Just a few weeks after the clubs 13th anniversary one of the founders, Bobby Buckle took center stage at a meeting at the Eagle public house. On the 16th December 1895, the Monday before Christmas the club met as a whole to debate if the club should turn professional. One of the most important dates in our history and a stormy affair it was.
It is worth noting the background to this move. At that point Tottenham were one of the strongest amateur teams in the south (according to the Lancashire Evening Post recording the event) yet they were without league competition. Just more than two years since the 'Payne Boots' affair that season they would compete in the FA Cup, reaching the first round, otherwise the fixtures were friendlies. The previous game had been on the 7th at home to London Caledonians and had attracted one of the biggest crowds of the season, just 3,000.
The clipping shown here is from the same issue (Dec 20th) of the Sporting Life that carried the report of the meeting and gives you an idea of the problem's facing the fixtures sectary at the time.
The subject in question had been ‘raging within the club since the summer’ (1) with John Over and Bobby Buckle being its prime supporters. The Weekly Herald recorded the event stating ‘Every other matter locally so far as football is concerned pales before the adoption of professionalism by the Spurs. For some weeks past the necessarily of adopting this course has become more and more apparent,'
The meeting that ‘lasted many hours’ was a ‘crowded and exciting gathering’ which ‘once or twice the meeting became very excited.’ It heard Bobby Buckle propose the move saying the time had come he felt that the lack of cover for players would lead to bad results and gates would dwindle. The motion was seconded by Ralph Bullock. The club chairman John Oliver and J. Thompson (snr.) both spoke supporting the move (2). The meeting was told the club ‘could not ascend the ladder of fame’ if the club did not take this step. Buckles comments were supported by The Herald who informed its readers that over the last few games it had become clear there was no cover when key players were absent. This had affected results and this had led to ‘grumbling’ from the spectators.

Records provided:

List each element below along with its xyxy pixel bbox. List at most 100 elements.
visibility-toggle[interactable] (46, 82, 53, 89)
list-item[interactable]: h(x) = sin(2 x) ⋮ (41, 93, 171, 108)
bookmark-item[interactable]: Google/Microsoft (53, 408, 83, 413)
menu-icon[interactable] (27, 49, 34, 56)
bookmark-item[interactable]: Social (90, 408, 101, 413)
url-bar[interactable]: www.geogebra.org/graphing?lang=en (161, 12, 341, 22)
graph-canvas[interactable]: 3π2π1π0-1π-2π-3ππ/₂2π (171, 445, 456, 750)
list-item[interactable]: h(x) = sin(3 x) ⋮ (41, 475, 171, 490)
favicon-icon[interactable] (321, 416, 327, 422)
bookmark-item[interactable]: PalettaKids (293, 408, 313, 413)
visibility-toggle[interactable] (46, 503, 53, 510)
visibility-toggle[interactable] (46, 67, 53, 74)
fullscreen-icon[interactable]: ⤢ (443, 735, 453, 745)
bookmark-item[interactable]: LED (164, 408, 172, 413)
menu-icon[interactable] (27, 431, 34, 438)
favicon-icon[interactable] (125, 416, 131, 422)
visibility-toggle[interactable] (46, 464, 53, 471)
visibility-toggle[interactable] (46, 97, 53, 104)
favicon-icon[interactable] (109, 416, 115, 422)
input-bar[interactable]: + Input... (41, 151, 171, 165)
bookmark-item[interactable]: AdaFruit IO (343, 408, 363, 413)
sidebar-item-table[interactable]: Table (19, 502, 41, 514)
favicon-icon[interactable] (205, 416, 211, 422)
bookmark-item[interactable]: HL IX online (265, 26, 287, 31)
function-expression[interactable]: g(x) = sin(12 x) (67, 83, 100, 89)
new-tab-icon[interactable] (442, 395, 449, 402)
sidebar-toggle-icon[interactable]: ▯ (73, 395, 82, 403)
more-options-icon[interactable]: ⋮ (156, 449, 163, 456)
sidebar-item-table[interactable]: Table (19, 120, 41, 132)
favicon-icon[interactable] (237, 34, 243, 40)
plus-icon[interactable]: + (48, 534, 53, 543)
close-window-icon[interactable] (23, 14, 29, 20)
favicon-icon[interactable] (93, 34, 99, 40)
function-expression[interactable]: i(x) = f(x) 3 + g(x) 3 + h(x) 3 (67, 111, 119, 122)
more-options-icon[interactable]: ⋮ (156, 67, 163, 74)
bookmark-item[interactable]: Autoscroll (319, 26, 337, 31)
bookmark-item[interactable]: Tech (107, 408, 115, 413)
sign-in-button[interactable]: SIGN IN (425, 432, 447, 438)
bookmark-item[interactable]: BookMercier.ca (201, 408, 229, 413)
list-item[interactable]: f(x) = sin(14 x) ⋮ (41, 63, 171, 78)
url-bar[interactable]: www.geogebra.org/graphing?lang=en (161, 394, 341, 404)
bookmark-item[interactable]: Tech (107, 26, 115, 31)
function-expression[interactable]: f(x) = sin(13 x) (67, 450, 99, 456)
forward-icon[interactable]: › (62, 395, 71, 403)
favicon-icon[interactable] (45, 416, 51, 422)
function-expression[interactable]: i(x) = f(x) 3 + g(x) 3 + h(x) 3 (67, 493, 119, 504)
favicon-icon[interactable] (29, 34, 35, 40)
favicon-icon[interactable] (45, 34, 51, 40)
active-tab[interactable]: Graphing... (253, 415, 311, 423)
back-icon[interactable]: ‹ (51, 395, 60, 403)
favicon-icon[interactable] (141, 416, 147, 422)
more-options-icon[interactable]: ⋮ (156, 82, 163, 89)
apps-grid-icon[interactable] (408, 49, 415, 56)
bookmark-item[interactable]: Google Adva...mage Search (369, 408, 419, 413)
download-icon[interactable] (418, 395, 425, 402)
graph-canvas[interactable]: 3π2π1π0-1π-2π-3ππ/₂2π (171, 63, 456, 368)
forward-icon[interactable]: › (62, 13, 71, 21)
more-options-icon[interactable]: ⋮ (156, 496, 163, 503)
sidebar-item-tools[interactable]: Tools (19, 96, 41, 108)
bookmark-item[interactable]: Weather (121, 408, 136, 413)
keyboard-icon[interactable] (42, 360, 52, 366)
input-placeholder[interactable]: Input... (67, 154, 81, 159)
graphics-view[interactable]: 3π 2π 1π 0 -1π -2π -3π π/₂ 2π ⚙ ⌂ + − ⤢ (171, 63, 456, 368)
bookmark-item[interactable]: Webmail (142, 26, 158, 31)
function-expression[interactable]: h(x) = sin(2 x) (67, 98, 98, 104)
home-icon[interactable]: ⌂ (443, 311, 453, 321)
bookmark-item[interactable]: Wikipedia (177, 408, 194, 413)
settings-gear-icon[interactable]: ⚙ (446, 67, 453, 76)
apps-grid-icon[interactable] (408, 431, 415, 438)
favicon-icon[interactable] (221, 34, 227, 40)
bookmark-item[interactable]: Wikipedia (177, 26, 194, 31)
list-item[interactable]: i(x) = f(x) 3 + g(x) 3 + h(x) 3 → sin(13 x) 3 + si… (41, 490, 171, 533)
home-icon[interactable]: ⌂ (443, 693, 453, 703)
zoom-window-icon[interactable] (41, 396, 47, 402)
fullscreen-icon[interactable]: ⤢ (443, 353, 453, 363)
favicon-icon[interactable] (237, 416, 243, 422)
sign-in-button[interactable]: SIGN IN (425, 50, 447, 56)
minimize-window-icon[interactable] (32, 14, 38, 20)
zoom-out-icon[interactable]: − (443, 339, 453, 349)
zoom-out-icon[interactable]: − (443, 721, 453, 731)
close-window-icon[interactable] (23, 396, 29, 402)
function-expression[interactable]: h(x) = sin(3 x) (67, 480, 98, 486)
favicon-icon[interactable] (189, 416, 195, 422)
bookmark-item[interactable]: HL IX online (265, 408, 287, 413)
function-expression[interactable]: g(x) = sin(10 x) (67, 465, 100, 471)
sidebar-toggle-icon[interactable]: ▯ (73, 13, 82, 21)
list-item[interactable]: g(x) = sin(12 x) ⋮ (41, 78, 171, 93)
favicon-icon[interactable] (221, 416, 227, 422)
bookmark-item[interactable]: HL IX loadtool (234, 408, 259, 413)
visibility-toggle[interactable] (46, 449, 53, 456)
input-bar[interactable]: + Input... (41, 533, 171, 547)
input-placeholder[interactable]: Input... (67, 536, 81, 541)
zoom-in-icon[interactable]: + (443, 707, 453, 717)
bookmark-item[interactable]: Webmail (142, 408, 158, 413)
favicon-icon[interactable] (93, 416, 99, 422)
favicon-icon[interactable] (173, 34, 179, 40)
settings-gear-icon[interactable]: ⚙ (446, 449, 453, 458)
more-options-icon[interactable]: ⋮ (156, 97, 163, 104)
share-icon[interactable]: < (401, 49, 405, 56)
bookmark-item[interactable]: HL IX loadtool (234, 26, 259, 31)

What to work on: Reproduce, word for word, the full passage above about the December 1895 Tottenham meeting on turning professional.

Solution:
Just a few weeks after the clubs 13th anniversary one of the founders, Bobby Buckle took center stage at a meeting at the Eagle public house. On the 16th December 1895, the Monday before Christmas the club met as a whole to debate if the club should turn professional. One of the most important dates in our history and a stormy affair it was.
It is worth noting the background to this move. At that point Tottenham were one of the strongest amateur teams in the south (according to the Lancashire Evening Post recording the event) yet they were without league competition. Just more than two years since the 'Payne Boots' affair that season they would compete in the FA Cup, reaching the first round, otherwise the fixtures were friendlies. The previous game had been on the 7th at home to London Caledonians and had attracted one of the biggest crowds of the season, just 3,000.
The clipping shown here is from the same issue (Dec 20th) of the Sporting Life that carried the report of the meeting and gives you an idea of the problem's facing the fixtures sectary at the time.
The subject in question had been ‘raging within the club since the summer’ (1) with John Over and Bobby Buckle being its prime supporters. The Weekly Herald recorded the event stating ‘Every other matter locally so far as football is concerned pales before the adoption of professionalism by the Spurs. For some weeks past the necessarily of adopting this course has become more and more apparent,'
The meeting that ‘lasted many hours’ was a ‘crowded and exciting gathering’ which ‘once or twice the meeting became very excited.’ It heard Bobby Buckle propose the move saying the time had come he felt that the lack of cover for players would lead to bad results and gates would dwindle. The motion was seconded by Ralph Bullock. The club chairman John Oliver and J. Thompson (snr.) both spoke supporting the move (2). The meeting was told the club ‘could not ascend the ladder of fame’ if the club did not take this step. Buckles comments were supported by The Herald who informed its readers that over the last few games it had become clear there was no cover when key players were absent. This had affected results and this had led to ‘grumbling’ from the spectators.